*** Data provided

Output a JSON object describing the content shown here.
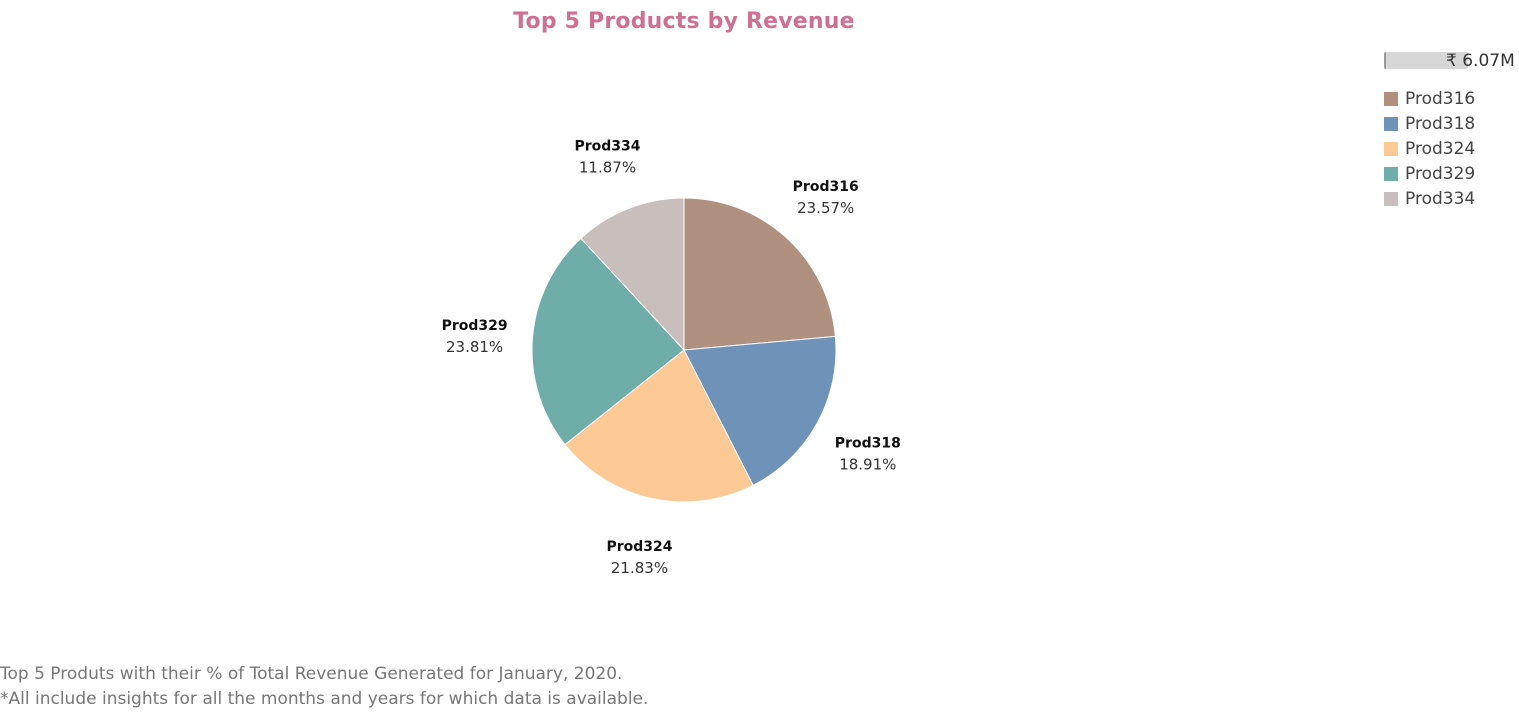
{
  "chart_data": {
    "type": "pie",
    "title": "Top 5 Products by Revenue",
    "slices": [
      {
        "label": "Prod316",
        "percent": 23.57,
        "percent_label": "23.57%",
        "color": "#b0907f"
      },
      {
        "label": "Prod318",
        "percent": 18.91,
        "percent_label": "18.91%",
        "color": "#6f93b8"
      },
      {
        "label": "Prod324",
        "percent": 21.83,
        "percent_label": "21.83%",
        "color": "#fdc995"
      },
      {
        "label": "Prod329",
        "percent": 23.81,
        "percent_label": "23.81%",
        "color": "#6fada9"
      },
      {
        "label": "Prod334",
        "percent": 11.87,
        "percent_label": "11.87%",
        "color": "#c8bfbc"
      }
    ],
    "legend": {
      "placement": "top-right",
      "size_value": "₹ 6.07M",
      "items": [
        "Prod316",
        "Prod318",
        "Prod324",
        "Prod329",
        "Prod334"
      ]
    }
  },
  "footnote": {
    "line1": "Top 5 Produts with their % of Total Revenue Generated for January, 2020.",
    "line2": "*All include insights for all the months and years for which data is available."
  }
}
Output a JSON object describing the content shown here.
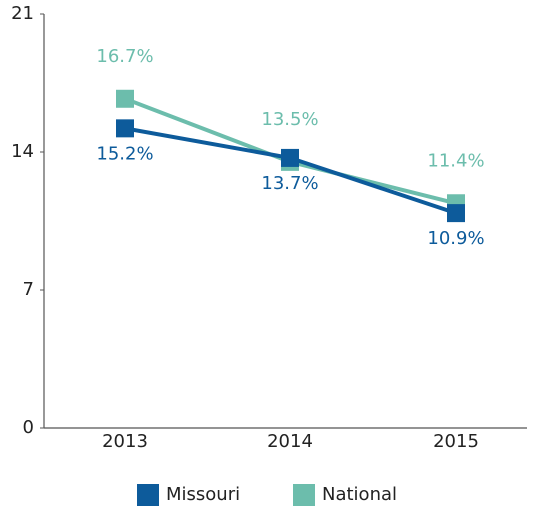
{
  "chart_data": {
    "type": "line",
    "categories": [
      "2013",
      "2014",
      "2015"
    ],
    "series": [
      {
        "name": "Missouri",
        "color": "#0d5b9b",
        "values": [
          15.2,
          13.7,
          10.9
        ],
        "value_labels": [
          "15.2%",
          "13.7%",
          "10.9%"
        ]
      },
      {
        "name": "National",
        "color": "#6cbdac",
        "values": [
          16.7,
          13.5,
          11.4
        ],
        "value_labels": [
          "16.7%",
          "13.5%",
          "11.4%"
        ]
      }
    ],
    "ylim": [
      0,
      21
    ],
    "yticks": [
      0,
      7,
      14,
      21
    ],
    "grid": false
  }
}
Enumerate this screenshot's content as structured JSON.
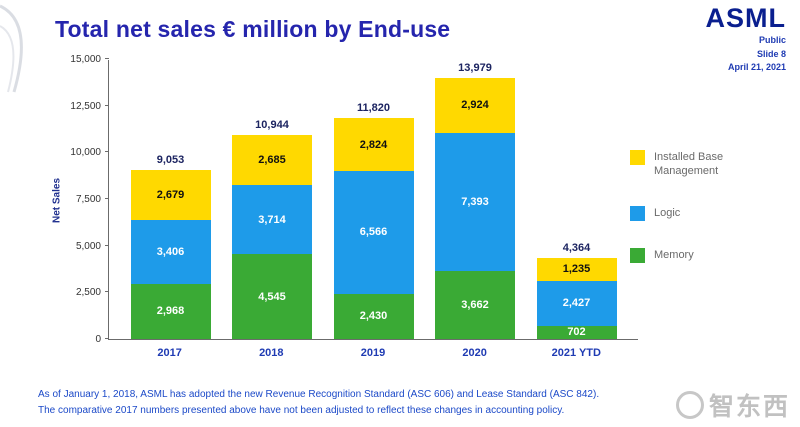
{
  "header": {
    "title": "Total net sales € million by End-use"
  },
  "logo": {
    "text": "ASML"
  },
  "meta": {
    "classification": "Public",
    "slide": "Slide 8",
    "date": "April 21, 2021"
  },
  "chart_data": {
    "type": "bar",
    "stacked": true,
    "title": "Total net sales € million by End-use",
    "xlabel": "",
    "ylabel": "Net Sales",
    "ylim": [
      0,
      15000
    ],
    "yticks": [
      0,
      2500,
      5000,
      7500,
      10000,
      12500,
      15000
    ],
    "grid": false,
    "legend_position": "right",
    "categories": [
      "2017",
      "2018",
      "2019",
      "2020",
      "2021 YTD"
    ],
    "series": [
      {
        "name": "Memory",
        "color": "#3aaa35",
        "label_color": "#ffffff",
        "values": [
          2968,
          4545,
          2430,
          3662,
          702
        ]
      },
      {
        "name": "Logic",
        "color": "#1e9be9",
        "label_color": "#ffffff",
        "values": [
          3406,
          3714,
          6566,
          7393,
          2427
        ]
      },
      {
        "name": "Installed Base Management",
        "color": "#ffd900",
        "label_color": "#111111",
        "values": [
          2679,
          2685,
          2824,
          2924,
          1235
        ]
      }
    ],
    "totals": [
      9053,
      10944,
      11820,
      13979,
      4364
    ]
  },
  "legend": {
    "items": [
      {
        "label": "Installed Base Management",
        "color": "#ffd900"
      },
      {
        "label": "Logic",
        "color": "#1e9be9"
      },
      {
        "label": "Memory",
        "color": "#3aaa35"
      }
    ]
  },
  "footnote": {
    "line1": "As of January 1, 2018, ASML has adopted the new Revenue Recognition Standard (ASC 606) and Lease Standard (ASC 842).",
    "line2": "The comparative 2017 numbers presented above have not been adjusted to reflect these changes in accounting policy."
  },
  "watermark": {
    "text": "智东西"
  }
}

******

Problem: Extract the entries in full, exactly as they are, minus the pictures.

In response:
Output a JSON object describing the content shown here.
{
  "chart_data": {
    "type": "pie",
    "title": "Top 5 Products by Revenue",
    "slices": [
      {
        "label": "Prod316",
        "percent": 23.57,
        "percent_label": "23.57%",
        "color": "#b0907f"
      },
      {
        "label": "Prod318",
        "percent": 18.91,
        "percent_label": "18.91%",
        "color": "#6f93b8"
      },
      {
        "label": "Prod324",
        "percent": 21.83,
        "percent_label": "21.83%",
        "color": "#fdc995"
      },
      {
        "label": "Prod329",
        "percent": 23.81,
        "percent_label": "23.81%",
        "color": "#6fada9"
      },
      {
        "label": "Prod334",
        "percent": 11.87,
        "percent_label": "11.87%",
        "color": "#c8bfbc"
      }
    ],
    "legend": {
      "placement": "top-right",
      "size_value": "₹ 6.07M",
      "items": [
        "Prod316",
        "Prod318",
        "Prod324",
        "Prod329",
        "Prod334"
      ]
    }
  },
  "footnote": {
    "line1": "Top 5 Produts with their % of Total Revenue Generated for January, 2020.",
    "line2": "*All include insights for all the months and years for which data is available."
  }
}
Output a JSON object describing the content shown here.
{
  "chart_data": {
    "type": "line",
    "categories": [
      "2013",
      "2014",
      "2015"
    ],
    "series": [
      {
        "name": "Missouri",
        "color": "#0d5b9b",
        "values": [
          15.2,
          13.7,
          10.9
        ],
        "value_labels": [
          "15.2%",
          "13.7%",
          "10.9%"
        ]
      },
      {
        "name": "National",
        "color": "#6cbdac",
        "values": [
          16.7,
          13.5,
          11.4
        ],
        "value_labels": [
          "16.7%",
          "13.5%",
          "11.4%"
        ]
      }
    ],
    "ylim": [
      0,
      21
    ],
    "yticks": [
      0,
      7,
      14,
      21
    ],
    "grid": false
  }
}
Enumerate this screenshot's content as structured JSON.
{
  "header": {
    "title": "Total net sales € million by End-use"
  },
  "logo": {
    "text": "ASML"
  },
  "meta": {
    "classification": "Public",
    "slide": "Slide 8",
    "date": "April 21, 2021"
  },
  "chart_data": {
    "type": "bar",
    "stacked": true,
    "title": "Total net sales € million by End-use",
    "xlabel": "",
    "ylabel": "Net Sales",
    "ylim": [
      0,
      15000
    ],
    "yticks": [
      0,
      2500,
      5000,
      7500,
      10000,
      12500,
      15000
    ],
    "grid": false,
    "legend_position": "right",
    "categories": [
      "2017",
      "2018",
      "2019",
      "2020",
      "2021 YTD"
    ],
    "series": [
      {
        "name": "Memory",
        "color": "#3aaa35",
        "label_color": "#ffffff",
        "values": [
          2968,
          4545,
          2430,
          3662,
          702
        ]
      },
      {
        "name": "Logic",
        "color": "#1e9be9",
        "label_color": "#ffffff",
        "values": [
          3406,
          3714,
          6566,
          7393,
          2427
        ]
      },
      {
        "name": "Installed Base Management",
        "color": "#ffd900",
        "label_color": "#111111",
        "values": [
          2679,
          2685,
          2824,
          2924,
          1235
        ]
      }
    ],
    "totals": [
      9053,
      10944,
      11820,
      13979,
      4364
    ]
  },
  "legend": {
    "items": [
      {
        "label": "Installed Base Management",
        "color": "#ffd900"
      },
      {
        "label": "Logic",
        "color": "#1e9be9"
      },
      {
        "label": "Memory",
        "color": "#3aaa35"
      }
    ]
  },
  "footnote": {
    "line1": "As of January 1, 2018, ASML has adopted the new Revenue Recognition Standard (ASC 606) and Lease Standard (ASC 842).",
    "line2": "The comparative 2017 numbers presented above have not been adjusted to reflect these changes in accounting policy."
  },
  "watermark": {
    "text": "智东西"
  }
}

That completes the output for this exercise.